Using the records provided below, locate and copy each line that contains the word "ADIDAS".

--*--

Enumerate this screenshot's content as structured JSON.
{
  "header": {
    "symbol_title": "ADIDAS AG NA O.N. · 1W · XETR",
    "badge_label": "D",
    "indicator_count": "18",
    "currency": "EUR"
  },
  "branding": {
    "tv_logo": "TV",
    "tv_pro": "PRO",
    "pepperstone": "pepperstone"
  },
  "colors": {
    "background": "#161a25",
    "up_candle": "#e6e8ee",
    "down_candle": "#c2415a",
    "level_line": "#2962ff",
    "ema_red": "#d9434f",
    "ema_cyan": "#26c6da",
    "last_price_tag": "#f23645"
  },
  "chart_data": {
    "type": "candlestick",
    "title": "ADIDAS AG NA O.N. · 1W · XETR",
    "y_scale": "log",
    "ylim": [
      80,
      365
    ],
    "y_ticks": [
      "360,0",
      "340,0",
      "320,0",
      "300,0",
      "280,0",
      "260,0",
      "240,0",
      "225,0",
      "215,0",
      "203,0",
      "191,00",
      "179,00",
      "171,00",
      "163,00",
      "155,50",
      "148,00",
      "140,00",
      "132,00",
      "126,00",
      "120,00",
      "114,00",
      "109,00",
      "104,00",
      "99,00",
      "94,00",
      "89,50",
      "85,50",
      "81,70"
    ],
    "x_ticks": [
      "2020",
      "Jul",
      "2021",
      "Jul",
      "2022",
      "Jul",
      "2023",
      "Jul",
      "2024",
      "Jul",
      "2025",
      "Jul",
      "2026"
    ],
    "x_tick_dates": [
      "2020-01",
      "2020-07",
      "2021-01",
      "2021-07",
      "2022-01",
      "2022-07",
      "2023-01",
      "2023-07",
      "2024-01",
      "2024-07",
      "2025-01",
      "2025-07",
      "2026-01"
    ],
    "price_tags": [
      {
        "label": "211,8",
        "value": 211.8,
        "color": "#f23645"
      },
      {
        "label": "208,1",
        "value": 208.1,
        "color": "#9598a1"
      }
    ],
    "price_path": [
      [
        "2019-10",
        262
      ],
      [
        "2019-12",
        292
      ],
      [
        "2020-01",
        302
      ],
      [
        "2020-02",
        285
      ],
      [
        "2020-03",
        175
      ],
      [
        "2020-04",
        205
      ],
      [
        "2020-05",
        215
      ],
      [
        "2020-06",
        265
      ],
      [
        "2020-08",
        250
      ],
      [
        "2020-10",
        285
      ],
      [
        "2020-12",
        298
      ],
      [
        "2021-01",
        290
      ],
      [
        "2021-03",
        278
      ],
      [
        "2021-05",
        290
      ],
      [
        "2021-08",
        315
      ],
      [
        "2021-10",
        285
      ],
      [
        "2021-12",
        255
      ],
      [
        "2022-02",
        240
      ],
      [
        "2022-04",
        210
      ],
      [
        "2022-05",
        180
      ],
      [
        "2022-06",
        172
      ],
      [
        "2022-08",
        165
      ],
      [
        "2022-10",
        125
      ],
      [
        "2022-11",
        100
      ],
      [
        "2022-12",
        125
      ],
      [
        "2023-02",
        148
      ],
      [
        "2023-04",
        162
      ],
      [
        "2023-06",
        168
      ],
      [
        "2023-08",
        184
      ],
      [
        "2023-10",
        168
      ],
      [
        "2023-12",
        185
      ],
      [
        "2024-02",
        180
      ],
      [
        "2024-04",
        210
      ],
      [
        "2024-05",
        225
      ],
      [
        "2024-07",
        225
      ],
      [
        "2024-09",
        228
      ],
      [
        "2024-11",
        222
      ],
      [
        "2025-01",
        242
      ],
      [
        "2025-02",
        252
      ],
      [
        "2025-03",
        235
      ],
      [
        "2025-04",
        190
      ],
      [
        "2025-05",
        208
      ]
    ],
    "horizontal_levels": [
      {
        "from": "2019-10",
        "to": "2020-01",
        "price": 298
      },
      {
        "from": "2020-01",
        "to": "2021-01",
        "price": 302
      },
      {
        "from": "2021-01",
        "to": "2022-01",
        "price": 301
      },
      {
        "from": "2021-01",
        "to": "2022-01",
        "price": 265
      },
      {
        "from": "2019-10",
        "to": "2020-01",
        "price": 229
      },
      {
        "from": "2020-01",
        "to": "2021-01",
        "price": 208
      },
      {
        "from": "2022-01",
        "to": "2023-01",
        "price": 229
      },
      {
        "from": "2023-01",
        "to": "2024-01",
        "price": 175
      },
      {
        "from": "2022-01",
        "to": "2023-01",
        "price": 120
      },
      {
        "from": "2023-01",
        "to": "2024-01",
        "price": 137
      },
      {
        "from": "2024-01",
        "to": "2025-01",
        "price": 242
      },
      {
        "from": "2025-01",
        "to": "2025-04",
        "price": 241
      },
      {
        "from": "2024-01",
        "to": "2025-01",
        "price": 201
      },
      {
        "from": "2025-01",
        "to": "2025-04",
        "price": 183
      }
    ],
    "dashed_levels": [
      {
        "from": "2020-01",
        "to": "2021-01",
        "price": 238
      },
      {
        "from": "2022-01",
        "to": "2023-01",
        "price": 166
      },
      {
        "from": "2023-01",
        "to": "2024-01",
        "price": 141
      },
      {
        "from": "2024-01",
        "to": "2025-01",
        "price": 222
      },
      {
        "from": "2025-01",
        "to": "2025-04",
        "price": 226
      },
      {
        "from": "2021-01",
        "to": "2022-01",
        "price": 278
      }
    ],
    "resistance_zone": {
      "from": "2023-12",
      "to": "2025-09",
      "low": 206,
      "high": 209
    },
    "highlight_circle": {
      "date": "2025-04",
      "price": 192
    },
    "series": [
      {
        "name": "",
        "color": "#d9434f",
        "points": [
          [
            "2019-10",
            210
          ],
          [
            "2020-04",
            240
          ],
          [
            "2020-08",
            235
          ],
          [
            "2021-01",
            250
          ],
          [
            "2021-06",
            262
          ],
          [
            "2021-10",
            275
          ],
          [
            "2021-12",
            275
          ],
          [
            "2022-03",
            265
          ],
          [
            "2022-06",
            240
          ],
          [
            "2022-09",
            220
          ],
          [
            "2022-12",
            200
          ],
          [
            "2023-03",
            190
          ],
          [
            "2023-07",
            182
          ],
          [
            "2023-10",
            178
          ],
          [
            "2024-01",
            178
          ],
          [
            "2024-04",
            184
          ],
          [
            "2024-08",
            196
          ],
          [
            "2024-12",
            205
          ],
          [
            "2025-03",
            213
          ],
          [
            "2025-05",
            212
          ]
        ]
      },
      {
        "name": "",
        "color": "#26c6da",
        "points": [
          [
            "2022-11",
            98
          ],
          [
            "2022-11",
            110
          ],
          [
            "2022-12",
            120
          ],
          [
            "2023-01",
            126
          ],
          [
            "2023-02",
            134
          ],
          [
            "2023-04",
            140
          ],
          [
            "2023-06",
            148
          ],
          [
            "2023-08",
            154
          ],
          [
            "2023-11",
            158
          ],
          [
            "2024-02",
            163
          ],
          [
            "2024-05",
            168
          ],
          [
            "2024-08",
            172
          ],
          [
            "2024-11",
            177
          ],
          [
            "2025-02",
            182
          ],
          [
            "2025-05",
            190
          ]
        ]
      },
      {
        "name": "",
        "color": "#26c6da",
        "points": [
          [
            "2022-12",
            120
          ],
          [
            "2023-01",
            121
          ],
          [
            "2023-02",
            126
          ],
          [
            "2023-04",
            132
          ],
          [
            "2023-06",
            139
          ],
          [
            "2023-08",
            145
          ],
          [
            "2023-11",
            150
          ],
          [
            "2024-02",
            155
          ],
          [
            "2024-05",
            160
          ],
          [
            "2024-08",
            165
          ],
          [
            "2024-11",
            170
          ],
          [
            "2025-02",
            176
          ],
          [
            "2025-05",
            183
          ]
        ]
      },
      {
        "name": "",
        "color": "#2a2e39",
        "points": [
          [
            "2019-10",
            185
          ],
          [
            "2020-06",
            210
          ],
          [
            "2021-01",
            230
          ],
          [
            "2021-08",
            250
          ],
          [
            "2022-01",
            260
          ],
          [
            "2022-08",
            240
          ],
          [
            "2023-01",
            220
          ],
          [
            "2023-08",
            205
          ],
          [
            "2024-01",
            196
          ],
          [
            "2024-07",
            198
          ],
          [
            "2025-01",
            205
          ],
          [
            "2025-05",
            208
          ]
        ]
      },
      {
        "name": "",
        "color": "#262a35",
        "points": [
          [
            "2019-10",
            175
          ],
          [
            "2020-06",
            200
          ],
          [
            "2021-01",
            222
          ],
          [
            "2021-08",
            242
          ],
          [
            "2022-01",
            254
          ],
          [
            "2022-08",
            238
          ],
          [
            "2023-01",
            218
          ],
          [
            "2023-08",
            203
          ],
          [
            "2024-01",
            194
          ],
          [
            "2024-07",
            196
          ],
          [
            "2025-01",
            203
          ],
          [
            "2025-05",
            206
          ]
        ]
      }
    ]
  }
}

--*--

#### WORKED SOLUTION:
    "symbol_title": "ADIDAS AG NA O.N. · 1W · XETR",
    "title": "ADIDAS AG NA O.N. · 1W · XETR",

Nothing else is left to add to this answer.